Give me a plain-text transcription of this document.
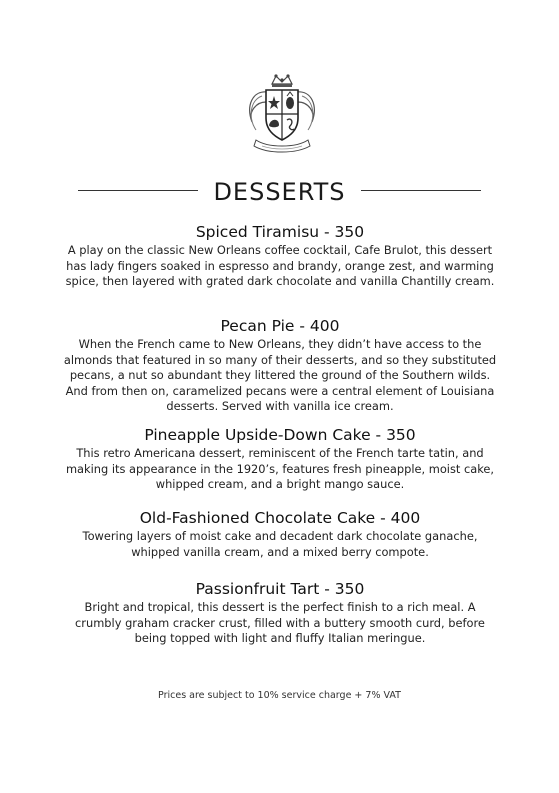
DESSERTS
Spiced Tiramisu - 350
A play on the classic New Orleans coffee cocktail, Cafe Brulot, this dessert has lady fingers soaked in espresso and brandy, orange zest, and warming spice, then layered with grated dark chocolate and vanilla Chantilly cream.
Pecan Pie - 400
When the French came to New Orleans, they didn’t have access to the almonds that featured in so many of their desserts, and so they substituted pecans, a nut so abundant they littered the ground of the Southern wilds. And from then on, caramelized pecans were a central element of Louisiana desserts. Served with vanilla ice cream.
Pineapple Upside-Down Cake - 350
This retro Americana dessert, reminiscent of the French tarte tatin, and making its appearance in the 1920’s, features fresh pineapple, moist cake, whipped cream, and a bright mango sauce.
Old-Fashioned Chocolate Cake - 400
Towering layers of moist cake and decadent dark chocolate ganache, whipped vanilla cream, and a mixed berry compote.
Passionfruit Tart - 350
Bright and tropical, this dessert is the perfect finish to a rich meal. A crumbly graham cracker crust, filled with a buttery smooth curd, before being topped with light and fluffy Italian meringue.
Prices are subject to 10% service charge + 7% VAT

::::

Go through the material line by line. Show each line that contains the string "French".

When the French came to New Orleans, they didn’t have access to the almonds that featured in so many of their desserts, and so they substituted pecans, a nut so abundant they littered the ground of the Southern wilds. And from then on, caramelized pecans were a central element of Louisiana desserts. Served with vanilla ice cream.
This retro Americana dessert, reminiscent of the French tarte tatin, and making its appearance in the 1920’s, features fresh pineapple, moist cake, whipped cream, and a bright mango sauce.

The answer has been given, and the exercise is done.